Your goal =
Put the stretch of material from its start through the line containing "1508, 1946, 1535]", both ends included, into a Markdown table with the columns Row and Entry. Number each line and leave out any blank lines.

Listed entries =
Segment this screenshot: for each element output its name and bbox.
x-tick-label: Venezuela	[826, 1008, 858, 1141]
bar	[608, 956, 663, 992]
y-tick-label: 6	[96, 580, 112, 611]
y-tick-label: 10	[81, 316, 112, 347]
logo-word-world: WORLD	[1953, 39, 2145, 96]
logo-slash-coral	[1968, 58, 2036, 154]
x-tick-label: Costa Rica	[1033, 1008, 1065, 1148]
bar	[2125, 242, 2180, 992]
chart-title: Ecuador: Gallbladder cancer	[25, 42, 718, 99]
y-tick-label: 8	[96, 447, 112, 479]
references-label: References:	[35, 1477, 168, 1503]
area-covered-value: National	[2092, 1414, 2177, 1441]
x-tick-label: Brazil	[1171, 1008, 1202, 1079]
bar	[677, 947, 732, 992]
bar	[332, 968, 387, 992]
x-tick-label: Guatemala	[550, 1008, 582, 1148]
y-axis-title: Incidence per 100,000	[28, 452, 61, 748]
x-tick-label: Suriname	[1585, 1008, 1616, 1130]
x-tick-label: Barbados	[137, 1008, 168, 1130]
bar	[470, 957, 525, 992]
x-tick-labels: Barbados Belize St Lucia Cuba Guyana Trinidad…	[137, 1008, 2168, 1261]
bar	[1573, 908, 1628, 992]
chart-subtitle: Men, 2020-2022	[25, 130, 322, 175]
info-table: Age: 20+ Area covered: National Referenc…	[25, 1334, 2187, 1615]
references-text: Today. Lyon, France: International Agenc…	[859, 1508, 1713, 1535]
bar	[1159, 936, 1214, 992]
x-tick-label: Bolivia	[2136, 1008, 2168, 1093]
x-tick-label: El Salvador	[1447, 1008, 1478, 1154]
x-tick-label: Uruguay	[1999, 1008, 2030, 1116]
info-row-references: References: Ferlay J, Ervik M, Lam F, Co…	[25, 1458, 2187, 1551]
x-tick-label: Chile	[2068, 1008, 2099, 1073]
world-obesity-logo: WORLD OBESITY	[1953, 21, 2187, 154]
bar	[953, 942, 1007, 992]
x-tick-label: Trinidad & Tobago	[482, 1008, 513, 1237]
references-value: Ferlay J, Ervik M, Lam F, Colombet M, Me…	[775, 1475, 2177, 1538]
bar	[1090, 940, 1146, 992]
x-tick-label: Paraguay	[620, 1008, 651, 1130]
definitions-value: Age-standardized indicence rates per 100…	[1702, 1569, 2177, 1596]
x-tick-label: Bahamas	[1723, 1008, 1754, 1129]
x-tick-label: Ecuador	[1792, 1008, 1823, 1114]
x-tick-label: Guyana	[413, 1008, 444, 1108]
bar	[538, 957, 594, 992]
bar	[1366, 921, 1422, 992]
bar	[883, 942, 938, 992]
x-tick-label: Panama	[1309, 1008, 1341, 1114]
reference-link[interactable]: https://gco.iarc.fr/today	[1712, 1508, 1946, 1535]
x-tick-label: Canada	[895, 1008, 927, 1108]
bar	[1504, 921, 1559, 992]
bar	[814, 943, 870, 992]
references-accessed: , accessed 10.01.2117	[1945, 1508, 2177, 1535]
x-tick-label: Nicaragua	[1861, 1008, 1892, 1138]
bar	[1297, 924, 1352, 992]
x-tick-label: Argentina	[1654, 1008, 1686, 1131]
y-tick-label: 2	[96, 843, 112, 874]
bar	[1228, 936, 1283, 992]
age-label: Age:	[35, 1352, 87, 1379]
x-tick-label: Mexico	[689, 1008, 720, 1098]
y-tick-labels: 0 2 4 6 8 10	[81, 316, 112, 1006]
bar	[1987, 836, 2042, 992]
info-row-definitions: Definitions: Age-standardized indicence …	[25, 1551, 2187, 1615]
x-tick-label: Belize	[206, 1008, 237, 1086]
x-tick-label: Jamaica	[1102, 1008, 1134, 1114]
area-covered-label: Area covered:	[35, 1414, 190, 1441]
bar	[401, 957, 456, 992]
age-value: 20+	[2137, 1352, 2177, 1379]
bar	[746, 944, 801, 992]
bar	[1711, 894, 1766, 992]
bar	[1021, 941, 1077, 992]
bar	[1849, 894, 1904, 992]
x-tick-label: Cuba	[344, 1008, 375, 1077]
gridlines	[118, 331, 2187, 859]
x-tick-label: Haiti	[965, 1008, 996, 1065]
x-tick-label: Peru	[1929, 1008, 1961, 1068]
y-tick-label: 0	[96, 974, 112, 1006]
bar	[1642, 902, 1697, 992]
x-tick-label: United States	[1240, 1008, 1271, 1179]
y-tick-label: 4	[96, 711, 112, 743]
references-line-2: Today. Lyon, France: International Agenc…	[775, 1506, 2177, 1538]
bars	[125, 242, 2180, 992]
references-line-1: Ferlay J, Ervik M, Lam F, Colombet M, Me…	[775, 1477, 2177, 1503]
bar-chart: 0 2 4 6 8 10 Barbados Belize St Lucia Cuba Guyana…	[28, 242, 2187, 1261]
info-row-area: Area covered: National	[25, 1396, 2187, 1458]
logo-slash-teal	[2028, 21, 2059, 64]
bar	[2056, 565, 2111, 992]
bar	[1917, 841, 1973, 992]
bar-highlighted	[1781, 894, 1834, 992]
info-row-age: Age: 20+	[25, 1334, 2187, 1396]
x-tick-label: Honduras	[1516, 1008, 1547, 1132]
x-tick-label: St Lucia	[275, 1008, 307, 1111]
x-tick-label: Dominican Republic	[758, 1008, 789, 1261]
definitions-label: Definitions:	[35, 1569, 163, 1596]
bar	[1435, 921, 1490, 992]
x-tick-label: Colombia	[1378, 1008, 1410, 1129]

Final result =
| Row | Entry |
|---|---|
| 1 | Segment this screenshot: for each element output its name and bbox. |
| 2 | x-tick-label: Venezuela	[826, 1008, 858, 1141] |
| 3 | bar	[608, 956, 663, 992] |
| 4 | y-tick-label: 6	[96, 580, 112, 611] |
| 5 | y-tick-label: 10	[81, 316, 112, 347] |
| 6 | logo-word-world: WORLD	[1953, 39, 2145, 96] |
| 7 | logo-slash-coral	[1968, 58, 2036, 154] |
| 8 | x-tick-label: Costa Rica	[1033, 1008, 1065, 1148] |
| 9 | bar	[2125, 242, 2180, 992] |
| 10 | chart-title: Ecuador: Gallbladder cancer	[25, 42, 718, 99] |
| 11 | y-tick-label: 8	[96, 447, 112, 479] |
| 12 | references-label: References:	[35, 1477, 168, 1503] |
| 13 | area-covered-value: National	[2092, 1414, 2177, 1441] |
| 14 | x-tick-label: Brazil	[1171, 1008, 1202, 1079] |
| 15 | bar	[677, 947, 732, 992] |
| 16 | bar	[332, 968, 387, 992] |
| 17 | x-tick-label: Guatemala	[550, 1008, 582, 1148] |
| 18 | y-axis-title: Incidence per 100,000	[28, 452, 61, 748] |
| 19 | x-tick-label: Suriname	[1585, 1008, 1616, 1130] |
| 20 | x-tick-label: Barbados	[137, 1008, 168, 1130] |
| 21 | bar	[470, 957, 525, 992] |
| 22 | x-tick-labels: Barbados Belize St Lucia Cuba Guyana Trinidad…	[137, 1008, 2168, 1261] |
| 23 | bar	[1573, 908, 1628, 992] |
| 24 | chart-subtitle: Men, 2020-2022	[25, 130, 322, 175] |
| 25 | info-table: Age: 20+ Area covered: National Referenc…	[25, 1334, 2187, 1615] |
| 26 | references-text: Today. Lyon, France: International Agenc…	[859, 1508, 1713, 1535] |
| 27 | bar	[1159, 936, 1214, 992] |
| 28 | x-tick-label: Bolivia	[2136, 1008, 2168, 1093] |
| 29 | x-tick-label: El Salvador	[1447, 1008, 1478, 1154] |
| 30 | x-tick-label: Uruguay	[1999, 1008, 2030, 1116] |
| 31 | info-row-references: References: Ferlay J, Ervik M, Lam F, Co…	[25, 1458, 2187, 1551] |
| 32 | x-tick-label: Chile	[2068, 1008, 2099, 1073] |
| 33 | world-obesity-logo: WORLD OBESITY	[1953, 21, 2187, 154] |
| 34 | bar	[953, 942, 1007, 992] |
| 35 | x-tick-label: Trinidad & Tobago	[482, 1008, 513, 1237] |
| 36 | references-value: Ferlay J, Ervik M, Lam F, Colombet M, Me…	[775, 1475, 2177, 1538] |
| 37 | bar	[1090, 940, 1146, 992] |
| 38 | x-tick-label: Paraguay	[620, 1008, 651, 1130] |
| 39 | definitions-value: Age-standardized indicence rates per 100…	[1702, 1569, 2177, 1596] |
| 40 | x-tick-label: Bahamas	[1723, 1008, 1754, 1129] |
| 41 | x-tick-label: Ecuador	[1792, 1008, 1823, 1114] |
| 42 | x-tick-label: Guyana	[413, 1008, 444, 1108] |
| 43 | bar	[538, 957, 594, 992] |
| 44 | bar	[1366, 921, 1422, 992] |
| 45 | bar	[883, 942, 938, 992] |
| 46 | x-tick-label: Panama	[1309, 1008, 1341, 1114] |
| 47 | reference-link[interactable]: https://gco.iarc.fr/today	[1712, 1508, 1946, 1535] |